### QUOTED TEXT
━━━━━━━━━━━━━━━━━━━━
# working out how many watts im using based on joules



## gotama (21/8/15)

Ok so according to this site http://www.rapidtables.com/convert/electric/Joule_to_Watt.htm

If im vaping 30Joules (200c on TC, irrelevant?) for 4 seconds thats 30/4 = 7.5w im pumping out... I feel like im getting this all wrong. Im new to TC vaping so im just trying to get the whole thing around my head.... I notice that High temp and High joules definitely gives a hotter vape obviously, but i feel like a better understanding will allow me to find that sweet spot.

Regards,


----------



## Jan (21/8/15)

Remember the joule reading on your device is not related to the time you take a draw. I don't understand what the mods mean by joule and not really sure why they use it.


----------



## Andre (21/8/15)

Lol, I probably understand it even less than you, but what I could make out - for all practical purpose Joules = Watts.

Reactions: Agree 1


----------



## drew (21/8/15)

1 Watt = 1 Joule *per second *(W=J/s)

30J for 4 seconds is a total of 120J of energy consumed.

W=J/s
30W = 120J/4s

So it's pretty much what @Andre said, think of it as 1 watt = 1 joule.

Reactions: Informative 3 | Useful 1


----------



## gotama (24/8/15)

drew said:


> 1 Watt = 1 Joule *per second *(W=J/s)
> 
> 30J for 4 seconds is a total of 120J of energy consumed.
> 
> ...



Ok well that clears this matter up nice and easy. Thanks Drew


----------
━━━━━━━━━━━━━━━━━━━━
### STORED ROWS
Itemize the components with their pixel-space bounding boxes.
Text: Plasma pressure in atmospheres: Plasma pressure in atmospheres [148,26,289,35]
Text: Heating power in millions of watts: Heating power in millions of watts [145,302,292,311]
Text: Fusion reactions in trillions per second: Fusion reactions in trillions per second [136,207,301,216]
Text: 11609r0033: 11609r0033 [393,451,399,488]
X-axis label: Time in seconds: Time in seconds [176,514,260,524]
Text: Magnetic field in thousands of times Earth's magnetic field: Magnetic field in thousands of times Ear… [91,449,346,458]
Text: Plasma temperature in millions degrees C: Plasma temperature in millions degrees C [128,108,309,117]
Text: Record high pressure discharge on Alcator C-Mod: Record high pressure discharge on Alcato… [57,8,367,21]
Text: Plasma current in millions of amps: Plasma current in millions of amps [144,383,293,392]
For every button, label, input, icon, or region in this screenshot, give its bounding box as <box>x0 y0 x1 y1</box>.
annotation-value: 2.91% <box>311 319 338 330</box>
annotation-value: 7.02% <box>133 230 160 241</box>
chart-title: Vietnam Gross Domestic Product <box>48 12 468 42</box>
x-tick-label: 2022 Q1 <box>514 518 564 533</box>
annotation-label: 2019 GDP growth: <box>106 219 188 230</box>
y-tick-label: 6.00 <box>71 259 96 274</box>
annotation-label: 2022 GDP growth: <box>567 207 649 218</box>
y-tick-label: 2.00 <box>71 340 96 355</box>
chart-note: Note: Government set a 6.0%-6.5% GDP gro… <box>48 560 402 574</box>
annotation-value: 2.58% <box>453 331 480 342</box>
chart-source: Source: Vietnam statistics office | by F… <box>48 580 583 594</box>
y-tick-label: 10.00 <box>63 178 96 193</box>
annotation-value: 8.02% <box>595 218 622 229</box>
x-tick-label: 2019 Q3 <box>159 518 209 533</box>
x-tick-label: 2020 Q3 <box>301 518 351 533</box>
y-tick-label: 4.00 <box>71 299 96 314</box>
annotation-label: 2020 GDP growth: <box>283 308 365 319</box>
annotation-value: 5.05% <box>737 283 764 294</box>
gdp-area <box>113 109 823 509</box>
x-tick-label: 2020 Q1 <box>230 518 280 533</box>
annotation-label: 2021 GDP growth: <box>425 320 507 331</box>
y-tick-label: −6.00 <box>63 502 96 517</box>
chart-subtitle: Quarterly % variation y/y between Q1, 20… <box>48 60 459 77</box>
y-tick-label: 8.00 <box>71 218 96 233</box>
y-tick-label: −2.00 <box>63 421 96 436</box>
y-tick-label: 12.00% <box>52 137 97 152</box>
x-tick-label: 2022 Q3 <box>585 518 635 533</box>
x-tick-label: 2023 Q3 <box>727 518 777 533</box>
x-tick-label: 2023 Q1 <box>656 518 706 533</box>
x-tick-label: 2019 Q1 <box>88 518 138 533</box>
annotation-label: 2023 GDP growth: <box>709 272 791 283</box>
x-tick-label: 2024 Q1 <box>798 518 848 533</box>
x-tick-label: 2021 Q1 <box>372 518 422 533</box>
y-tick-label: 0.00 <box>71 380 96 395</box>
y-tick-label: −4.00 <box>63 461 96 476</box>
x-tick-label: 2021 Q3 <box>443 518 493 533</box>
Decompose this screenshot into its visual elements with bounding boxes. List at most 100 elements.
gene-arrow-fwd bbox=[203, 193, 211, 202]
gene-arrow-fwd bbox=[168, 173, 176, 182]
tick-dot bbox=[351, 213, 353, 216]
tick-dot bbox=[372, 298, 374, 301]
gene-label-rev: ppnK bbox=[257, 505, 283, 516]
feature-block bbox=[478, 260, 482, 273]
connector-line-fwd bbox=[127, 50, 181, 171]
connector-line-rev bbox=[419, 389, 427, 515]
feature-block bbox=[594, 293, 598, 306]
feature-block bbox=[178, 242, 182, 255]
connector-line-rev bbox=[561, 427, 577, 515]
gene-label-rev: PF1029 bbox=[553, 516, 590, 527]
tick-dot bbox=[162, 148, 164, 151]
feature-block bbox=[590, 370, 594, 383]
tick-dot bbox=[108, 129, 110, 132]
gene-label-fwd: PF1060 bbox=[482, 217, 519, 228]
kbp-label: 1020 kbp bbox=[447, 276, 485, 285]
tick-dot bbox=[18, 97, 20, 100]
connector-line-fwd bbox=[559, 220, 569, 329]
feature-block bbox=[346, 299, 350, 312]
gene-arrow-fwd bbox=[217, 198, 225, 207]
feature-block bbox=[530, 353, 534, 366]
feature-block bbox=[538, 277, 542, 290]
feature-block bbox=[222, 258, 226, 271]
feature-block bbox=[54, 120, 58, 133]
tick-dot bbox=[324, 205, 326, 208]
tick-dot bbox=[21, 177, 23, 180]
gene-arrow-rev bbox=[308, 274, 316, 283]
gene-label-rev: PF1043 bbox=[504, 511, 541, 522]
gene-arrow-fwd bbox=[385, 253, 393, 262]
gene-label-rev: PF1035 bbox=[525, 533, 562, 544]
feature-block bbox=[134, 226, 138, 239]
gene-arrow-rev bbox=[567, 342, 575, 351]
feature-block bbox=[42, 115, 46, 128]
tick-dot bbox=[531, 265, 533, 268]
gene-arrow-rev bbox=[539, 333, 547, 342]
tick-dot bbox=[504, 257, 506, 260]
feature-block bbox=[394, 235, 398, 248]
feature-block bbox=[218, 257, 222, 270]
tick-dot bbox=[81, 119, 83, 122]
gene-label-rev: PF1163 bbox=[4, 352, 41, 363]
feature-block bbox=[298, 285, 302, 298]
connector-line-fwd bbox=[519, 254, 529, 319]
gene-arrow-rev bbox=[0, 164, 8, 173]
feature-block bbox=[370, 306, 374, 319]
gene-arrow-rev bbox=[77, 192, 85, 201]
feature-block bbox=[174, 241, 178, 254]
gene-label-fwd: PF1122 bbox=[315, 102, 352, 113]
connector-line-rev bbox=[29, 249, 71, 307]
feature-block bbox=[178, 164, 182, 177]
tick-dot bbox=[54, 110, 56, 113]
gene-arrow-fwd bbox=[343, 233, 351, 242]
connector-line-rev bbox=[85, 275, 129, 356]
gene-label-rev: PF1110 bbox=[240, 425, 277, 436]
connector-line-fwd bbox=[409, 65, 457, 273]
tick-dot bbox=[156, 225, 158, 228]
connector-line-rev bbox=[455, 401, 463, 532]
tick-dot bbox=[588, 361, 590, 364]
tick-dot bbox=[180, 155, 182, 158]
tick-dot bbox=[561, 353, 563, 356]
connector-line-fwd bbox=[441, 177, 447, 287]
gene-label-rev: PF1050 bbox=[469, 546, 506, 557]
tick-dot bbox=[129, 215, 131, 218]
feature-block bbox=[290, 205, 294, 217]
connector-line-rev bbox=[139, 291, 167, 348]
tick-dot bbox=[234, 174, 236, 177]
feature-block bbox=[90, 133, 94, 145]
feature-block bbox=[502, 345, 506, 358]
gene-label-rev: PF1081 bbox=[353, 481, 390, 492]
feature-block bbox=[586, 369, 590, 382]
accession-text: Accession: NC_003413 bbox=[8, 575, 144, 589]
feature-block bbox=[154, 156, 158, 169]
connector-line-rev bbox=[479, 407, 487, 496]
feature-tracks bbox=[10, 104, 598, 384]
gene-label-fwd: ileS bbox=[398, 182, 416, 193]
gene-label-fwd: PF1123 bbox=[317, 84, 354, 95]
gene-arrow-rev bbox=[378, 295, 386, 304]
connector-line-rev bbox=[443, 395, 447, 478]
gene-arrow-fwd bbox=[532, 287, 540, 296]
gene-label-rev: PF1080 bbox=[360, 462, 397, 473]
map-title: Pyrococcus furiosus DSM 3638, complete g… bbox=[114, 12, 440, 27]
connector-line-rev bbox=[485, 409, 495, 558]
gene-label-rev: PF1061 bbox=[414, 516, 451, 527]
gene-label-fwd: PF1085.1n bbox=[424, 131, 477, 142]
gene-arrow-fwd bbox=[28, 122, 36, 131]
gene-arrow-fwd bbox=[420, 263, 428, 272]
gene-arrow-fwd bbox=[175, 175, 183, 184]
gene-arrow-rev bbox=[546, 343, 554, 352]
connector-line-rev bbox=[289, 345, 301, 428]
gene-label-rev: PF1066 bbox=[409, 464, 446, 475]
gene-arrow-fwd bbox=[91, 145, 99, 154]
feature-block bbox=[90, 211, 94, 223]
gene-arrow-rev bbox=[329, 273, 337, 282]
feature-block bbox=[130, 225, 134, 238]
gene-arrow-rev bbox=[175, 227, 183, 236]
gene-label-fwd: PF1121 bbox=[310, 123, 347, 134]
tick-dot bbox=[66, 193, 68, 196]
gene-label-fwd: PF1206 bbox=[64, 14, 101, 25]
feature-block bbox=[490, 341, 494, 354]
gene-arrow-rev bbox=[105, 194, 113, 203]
━━━━━━━━━━━━━━━━━━━━
### REQUIRED ACTIONS
A. From the thread on joules and watts, copy word for word the passage that begins at the words "## Andre (21/8/15)" and stops after "## drew (21/8/15)".
B. In the thread on joules and watts, what total energy does drew say is consumed by 30J for 4 seconds?

### REPLIES
A.
## Andre (21/8/15)

Lol, I probably understand it even less than you, but what I could make out - for all practical purpose Joules = Watts.

Reactions: Agree 1


----------



## drew (21/8/15)

B. 120J